═════ MATERIAL TO PROCESS ═════

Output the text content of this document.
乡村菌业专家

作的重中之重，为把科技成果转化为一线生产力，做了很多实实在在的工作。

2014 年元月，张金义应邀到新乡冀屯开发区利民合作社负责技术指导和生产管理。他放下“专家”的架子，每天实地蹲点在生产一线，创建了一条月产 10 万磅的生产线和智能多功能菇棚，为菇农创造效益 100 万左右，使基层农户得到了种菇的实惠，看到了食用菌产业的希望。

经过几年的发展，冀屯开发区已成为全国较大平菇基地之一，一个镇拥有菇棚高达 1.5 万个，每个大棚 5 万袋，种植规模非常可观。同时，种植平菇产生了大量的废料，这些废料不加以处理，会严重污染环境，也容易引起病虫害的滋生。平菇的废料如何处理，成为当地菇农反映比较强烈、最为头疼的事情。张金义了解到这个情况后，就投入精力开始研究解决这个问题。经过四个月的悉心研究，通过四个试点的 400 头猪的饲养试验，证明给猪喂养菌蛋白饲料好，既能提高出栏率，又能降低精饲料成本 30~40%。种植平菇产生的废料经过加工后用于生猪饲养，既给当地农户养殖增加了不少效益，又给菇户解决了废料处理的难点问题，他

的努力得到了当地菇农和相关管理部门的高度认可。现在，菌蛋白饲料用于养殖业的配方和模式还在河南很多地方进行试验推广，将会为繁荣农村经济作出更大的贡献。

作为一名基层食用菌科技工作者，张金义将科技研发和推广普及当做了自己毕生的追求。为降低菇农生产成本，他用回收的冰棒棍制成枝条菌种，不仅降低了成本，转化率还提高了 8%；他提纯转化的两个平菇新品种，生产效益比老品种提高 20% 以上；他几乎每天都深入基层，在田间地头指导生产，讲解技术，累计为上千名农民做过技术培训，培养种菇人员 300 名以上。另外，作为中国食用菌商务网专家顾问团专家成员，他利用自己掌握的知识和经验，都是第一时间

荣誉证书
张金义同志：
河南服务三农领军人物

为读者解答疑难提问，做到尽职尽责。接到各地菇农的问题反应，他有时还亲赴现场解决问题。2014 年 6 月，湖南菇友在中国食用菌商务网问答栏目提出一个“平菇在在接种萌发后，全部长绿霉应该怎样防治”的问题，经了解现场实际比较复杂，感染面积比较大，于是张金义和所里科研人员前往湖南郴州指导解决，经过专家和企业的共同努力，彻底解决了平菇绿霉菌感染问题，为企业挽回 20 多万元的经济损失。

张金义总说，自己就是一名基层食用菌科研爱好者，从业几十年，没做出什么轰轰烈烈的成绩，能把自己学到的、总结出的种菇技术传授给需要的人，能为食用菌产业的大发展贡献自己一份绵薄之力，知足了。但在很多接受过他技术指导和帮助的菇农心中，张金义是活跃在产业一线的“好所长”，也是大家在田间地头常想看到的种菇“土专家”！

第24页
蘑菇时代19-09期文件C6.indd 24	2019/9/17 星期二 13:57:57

═════

▶ **PROBLEM DETAILS**
Repeat the data above, word for word.

▶ **FINAL ANSWER**
Output the text content of this document.
乡村菌业专家

作的重中之重，为把科技成果转化为一线生产力，做了很多实实在在的工作。

2014 年元月，张金义应邀到新乡冀屯开发区利民合作社负责技术指导和生产管理。他放下“专家”的架子，每天实地蹲点在生产一线，创建了一条月产 10 万磅的生产线和智能多功能菇棚，为菇农创造效益 100 万左右，使基层农户得到了种菇的实惠，看到了食用菌产业的希望。

经过几年的发展，冀屯开发区已成为全国较大平菇基地之一，一个镇拥有菇棚高达 1.5 万个，每个大棚 5 万袋，种植规模非常可观。同时，种植平菇产生了大量的废料，这些废料不加以处理，会严重污染环境，也容易引起病虫害的滋生。平菇的废料如何处理，成为当地菇农反映比较强烈、最为头疼的事情。张金义了解到这个情况后，就投入精力开始研究解决这个问题。经过四个月的悉心研究，通过四个试点的 400 头猪的饲养试验，证明给猪喂养菌蛋白饲料好，既能提高出栏率，又能降低精饲料成本 30~40%。种植平菇产生的废料经过加工后用于生猪饲养，既给当地农户养殖增加了不少效益，又给菇户解决了废料处理的难点问题，他

的努力得到了当地菇农和相关管理部门的高度认可。现在，菌蛋白饲料用于养殖业的配方和模式还在河南很多地方进行试验推广，将会为繁荣农村经济作出更大的贡献。

作为一名基层食用菌科技工作者，张金义将科技研发和推广普及当做了自己毕生的追求。为降低菇农生产成本，他用回收的冰棒棍制成枝条菌种，不仅降低了成本，转化率还提高了 8%；他提纯转化的两个平菇新品种，生产效益比老品种提高 20% 以上；他几乎每天都深入基层，在田间地头指导生产，讲解技术，累计为上千名农民做过技术培训，培养种菇人员 300 名以上。另外，作为中国食用菌商务网专家顾问团专家成员，他利用自己掌握的知识和经验，都是第一时间

荣誉证书
张金义同志：
河南服务三农领军人物

为读者解答疑难提问，做到尽职尽责。接到各地菇农的问题反应，他有时还亲赴现场解决问题。2014 年 6 月，湖南菇友在中国食用菌商务网问答栏目提出一个“平菇在在接种萌发后，全部长绿霉应该怎样防治”的问题，经了解现场实际比较复杂，感染面积比较大，于是张金义和所里科研人员前往湖南郴州指导解决，经过专家和企业的共同努力，彻底解决了平菇绿霉菌感染问题，为企业挽回 20 多万元的经济损失。

张金义总说，自己就是一名基层食用菌科研爱好者，从业几十年，没做出什么轰轰烈烈的成绩，能把自己学到的、总结出的种菇技术传授给需要的人，能为食用菌产业的大发展贡献自己一份绵薄之力，知足了。但在很多接受过他技术指导和帮助的菇农心中，张金义是活跃在产业一线的“好所长”，也是大家在田间地头常想看到的种菇“土专家”！

第24页
蘑菇时代19-09期文件C6.indd 24	2019/9/17 星期二 13:57:57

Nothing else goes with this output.